#### PROBLEM TO SOLVE
Below are some records. Say how many of their lines contain the string "YEARS", and give nothing but the number.

---------- DATA PROVIDED

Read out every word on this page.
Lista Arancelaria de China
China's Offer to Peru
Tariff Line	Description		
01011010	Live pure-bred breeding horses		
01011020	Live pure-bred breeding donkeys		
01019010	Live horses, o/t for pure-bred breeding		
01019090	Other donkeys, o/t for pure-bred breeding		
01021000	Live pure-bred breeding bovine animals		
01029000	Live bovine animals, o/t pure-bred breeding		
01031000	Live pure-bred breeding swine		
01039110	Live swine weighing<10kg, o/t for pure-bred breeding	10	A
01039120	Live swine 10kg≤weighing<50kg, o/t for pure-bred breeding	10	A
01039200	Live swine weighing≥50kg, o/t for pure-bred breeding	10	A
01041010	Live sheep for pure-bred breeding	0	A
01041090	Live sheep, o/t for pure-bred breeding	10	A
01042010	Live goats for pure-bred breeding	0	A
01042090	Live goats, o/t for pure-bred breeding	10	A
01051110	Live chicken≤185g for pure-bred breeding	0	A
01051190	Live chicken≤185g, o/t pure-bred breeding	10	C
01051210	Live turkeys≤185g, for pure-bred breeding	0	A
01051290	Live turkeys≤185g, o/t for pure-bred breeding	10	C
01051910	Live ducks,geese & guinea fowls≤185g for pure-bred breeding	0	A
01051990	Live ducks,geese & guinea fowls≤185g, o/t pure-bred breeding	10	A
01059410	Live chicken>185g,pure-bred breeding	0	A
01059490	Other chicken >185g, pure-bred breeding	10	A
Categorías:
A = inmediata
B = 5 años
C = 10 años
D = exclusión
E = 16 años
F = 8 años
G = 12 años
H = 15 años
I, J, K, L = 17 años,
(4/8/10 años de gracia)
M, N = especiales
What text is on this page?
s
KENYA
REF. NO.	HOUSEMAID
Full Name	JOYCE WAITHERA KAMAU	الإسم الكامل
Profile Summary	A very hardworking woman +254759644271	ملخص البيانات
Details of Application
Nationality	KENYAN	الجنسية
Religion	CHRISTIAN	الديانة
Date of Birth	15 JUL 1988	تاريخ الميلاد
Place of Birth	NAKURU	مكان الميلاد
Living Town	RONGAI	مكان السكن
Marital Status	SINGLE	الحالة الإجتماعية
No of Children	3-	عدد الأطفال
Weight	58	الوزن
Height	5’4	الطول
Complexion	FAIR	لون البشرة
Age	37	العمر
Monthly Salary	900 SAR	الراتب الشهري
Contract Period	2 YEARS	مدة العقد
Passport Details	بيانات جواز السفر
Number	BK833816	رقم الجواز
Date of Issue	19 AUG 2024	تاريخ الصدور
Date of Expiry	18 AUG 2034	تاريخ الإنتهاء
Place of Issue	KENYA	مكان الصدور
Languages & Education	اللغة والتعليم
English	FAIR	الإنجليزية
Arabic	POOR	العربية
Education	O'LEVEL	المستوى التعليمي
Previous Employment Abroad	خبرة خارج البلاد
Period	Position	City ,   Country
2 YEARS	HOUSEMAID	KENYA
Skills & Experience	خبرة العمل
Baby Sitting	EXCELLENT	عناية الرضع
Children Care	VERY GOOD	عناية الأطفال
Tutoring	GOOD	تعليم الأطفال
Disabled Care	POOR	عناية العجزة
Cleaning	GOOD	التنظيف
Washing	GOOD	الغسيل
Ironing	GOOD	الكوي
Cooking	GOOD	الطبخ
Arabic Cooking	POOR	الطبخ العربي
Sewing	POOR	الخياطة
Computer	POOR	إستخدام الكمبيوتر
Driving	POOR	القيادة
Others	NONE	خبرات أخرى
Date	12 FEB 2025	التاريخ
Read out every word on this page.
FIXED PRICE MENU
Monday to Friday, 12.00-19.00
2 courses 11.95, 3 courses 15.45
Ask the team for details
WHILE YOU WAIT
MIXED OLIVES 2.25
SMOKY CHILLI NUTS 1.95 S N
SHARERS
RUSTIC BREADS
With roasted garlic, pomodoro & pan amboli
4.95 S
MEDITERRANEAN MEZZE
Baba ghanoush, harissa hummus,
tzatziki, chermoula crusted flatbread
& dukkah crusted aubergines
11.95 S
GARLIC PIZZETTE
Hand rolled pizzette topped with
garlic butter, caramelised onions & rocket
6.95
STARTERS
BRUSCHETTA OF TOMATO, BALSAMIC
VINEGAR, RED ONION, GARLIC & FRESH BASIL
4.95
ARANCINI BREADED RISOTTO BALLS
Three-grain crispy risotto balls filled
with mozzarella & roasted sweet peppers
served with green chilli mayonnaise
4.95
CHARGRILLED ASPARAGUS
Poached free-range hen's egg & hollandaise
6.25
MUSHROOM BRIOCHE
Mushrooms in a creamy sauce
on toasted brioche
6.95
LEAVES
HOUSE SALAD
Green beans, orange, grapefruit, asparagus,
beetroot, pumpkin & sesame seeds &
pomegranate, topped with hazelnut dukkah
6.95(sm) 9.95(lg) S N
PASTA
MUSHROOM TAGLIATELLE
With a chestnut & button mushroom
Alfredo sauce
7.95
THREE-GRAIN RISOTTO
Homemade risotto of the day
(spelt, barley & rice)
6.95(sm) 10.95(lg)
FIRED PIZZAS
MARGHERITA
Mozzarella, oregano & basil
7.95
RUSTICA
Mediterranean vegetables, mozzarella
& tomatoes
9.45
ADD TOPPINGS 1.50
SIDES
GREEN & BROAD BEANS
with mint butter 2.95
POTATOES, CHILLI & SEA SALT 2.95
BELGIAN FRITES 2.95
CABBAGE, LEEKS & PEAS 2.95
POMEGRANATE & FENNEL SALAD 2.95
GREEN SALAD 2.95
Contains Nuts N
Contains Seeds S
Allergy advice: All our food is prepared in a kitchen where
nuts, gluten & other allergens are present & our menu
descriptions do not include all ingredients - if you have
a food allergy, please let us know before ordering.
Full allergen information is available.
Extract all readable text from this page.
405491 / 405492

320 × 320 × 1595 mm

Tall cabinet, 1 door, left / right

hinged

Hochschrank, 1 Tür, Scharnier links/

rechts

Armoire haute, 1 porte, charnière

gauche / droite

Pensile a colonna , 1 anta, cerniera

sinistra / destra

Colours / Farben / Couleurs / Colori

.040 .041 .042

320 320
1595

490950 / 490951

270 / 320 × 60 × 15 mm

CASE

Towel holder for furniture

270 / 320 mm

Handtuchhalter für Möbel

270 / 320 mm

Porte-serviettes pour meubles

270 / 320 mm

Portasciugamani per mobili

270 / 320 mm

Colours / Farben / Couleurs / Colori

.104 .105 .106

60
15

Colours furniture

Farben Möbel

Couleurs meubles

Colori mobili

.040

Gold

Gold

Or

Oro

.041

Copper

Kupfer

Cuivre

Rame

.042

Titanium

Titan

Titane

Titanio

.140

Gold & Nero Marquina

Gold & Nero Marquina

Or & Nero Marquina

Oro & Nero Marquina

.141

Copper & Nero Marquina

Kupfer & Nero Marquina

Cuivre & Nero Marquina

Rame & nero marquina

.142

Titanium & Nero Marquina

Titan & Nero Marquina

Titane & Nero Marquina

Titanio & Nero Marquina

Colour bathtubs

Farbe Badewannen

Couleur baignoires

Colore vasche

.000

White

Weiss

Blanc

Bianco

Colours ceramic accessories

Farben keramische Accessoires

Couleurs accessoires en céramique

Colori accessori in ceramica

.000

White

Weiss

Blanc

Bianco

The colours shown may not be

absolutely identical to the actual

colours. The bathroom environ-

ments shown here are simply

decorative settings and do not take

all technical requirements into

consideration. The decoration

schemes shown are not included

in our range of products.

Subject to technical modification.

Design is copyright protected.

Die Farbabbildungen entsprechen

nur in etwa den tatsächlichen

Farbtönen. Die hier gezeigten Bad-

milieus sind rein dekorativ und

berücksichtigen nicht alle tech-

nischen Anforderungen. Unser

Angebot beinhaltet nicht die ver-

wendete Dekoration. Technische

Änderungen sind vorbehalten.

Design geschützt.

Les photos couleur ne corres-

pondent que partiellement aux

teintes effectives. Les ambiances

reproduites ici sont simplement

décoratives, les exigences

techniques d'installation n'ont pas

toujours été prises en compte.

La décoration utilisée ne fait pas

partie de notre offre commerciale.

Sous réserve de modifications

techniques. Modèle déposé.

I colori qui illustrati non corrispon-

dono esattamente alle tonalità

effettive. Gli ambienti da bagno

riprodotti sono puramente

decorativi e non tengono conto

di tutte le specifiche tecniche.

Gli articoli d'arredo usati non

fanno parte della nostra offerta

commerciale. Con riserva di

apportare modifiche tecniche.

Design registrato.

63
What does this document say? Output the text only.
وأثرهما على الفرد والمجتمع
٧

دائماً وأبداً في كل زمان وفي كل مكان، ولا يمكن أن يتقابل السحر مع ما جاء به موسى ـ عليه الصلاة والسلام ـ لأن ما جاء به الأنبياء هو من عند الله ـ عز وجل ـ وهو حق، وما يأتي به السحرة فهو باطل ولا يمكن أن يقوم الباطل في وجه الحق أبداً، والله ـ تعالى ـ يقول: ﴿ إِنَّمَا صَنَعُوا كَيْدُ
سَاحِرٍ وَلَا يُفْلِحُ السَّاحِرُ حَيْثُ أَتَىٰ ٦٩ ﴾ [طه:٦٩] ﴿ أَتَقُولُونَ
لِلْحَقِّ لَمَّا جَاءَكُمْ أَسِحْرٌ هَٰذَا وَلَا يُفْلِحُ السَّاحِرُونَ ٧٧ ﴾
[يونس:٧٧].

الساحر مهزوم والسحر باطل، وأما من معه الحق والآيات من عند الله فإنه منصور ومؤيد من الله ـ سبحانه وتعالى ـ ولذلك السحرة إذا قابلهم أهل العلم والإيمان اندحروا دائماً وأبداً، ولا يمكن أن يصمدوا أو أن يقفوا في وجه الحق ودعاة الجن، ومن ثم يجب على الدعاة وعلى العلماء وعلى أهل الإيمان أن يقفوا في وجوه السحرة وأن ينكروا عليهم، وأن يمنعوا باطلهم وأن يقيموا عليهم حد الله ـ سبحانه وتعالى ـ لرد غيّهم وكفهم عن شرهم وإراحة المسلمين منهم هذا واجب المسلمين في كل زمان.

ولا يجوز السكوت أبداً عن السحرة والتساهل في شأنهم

--------------------

#### ANSWER TO THE TASK
2